Your assignment:
Carry on the lawyer advertising editorial past its final sentence.

Text excerpt:

* * * * * * * * *

Muzzle the Bar?
This article is from the archive of The New York Sun before the launch of its new website in 2022. The Sun has neither altered nor updated such articles but will seek to correct any errors, mis-categorizations or other problems introduced during transfer.
With all the problems plaguing New York’s tort system, one would think lawyers and judges would have their hands full tackling weightier issues than lawyer advertising. One would think wrong. Witness a proposal currently under consideration that would curtail those ambulance-chasing television spots familiar to viewers everywhere by, for example, limiting the use of celebrity endorsements and actor portrayals in ads, as well as restricting the times when such ads can air and extending the rules to Internet advertising and out-of-state attorneys advertising in New York or providing services to New Yorkers. Just for good measure, the rules would also bar lawyers from soliciting potential clients in the first 30 days after a disaster.

* * * * * * * * *

Document understanding data
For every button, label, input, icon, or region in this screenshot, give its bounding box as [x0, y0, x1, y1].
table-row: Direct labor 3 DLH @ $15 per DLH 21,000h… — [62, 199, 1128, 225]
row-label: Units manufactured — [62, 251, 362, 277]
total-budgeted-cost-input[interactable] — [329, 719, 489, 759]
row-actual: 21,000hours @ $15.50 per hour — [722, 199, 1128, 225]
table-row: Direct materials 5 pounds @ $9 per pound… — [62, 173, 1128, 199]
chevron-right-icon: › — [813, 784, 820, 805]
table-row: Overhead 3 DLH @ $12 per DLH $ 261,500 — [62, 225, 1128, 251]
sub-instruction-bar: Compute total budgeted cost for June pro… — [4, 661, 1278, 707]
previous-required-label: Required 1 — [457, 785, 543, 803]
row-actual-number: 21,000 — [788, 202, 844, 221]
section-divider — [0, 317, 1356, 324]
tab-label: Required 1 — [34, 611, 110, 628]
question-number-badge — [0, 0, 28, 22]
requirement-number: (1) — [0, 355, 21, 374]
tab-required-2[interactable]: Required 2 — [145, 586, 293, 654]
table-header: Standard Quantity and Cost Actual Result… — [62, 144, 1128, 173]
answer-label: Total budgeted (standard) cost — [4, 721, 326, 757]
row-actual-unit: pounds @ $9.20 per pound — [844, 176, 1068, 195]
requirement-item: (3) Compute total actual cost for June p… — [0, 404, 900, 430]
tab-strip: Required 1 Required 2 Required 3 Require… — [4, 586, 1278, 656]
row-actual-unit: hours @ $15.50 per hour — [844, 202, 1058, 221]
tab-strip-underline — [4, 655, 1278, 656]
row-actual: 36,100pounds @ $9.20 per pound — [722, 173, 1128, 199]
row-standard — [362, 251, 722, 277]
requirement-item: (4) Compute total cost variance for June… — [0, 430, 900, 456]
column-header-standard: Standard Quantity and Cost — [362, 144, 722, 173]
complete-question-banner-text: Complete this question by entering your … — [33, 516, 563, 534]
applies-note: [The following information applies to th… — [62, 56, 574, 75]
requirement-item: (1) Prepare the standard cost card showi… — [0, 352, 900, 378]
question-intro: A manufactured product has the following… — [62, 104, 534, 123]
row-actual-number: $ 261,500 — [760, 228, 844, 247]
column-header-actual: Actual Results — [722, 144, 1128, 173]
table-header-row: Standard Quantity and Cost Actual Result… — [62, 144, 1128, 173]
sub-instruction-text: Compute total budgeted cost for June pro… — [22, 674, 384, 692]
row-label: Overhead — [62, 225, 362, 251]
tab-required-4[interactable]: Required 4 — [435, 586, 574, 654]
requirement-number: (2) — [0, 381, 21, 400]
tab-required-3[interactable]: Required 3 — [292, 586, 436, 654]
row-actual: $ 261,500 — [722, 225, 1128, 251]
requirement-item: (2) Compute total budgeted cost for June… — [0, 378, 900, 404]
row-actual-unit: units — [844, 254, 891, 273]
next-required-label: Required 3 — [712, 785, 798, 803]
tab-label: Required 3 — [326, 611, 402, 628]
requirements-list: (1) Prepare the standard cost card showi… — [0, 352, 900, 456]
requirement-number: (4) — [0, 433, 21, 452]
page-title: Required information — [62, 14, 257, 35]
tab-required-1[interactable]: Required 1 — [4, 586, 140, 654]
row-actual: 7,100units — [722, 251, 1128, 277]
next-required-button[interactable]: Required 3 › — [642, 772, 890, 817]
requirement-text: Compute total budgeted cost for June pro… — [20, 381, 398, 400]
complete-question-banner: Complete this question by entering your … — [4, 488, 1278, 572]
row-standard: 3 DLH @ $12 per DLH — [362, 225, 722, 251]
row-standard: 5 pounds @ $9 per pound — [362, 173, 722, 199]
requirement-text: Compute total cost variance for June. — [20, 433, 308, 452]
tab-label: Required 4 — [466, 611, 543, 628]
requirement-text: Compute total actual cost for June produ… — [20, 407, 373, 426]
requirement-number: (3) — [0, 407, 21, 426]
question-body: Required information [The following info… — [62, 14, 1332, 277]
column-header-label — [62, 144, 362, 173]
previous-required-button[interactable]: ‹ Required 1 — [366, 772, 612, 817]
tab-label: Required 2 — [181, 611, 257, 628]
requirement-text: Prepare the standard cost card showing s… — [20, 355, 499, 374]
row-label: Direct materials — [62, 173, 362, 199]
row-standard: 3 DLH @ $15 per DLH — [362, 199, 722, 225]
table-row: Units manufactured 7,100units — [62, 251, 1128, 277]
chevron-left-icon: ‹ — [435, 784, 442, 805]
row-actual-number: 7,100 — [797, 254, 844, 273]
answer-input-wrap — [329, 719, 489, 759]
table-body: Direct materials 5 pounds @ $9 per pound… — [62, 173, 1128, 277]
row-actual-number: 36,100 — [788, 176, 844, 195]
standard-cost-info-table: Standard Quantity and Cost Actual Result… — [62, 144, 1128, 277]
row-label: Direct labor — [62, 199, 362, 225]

* * * * * * * * *

Output below:
The proposal, a stricter version of guidelines suggested by the New York State Bar Association, has been put forward by a committee made up of the head judges of the state’s four appellate divisions and is open for public comment until September. Although it’s too soon to say how the stricter version will be received, lawyers’ associations generally support this type of a restriction as a way of enhancing the prestige of the profession. Proponents of limitations argue the ads darken the image of lawyers in general. Meantime, the ads contribute to a climate of fear by making people worry they’ll be on the receiving end of a get-rich-quick lawsuit if they’re unlucky enough to be in a car accident, as one advocate of legal reform, Philip Howard, tells us.
That’s all undoubtedly true, because the ads are symptomatic of deeper problems afflicting the tort system, especially here in New York. The state ranked 48th in the nation in a recent ranking on a liability index created by the Pacific Research Institute, with one being the best. New York ranks 38th in respect of monetary tort damages and 48th in respect of “threats” because New York has more lawyers per dollar of gross state product than any other state while ranking among the worst five states for civil cases filed per 100,000 residents (excluding divorces). New York comes in 47th on a measure of the strength of monetary caps on damages, 38th on enacting substantive reforms like contingency fee limits and class-action reform, and 33rd on procedural and structural reforms such as constraints on frivolous lawsuits.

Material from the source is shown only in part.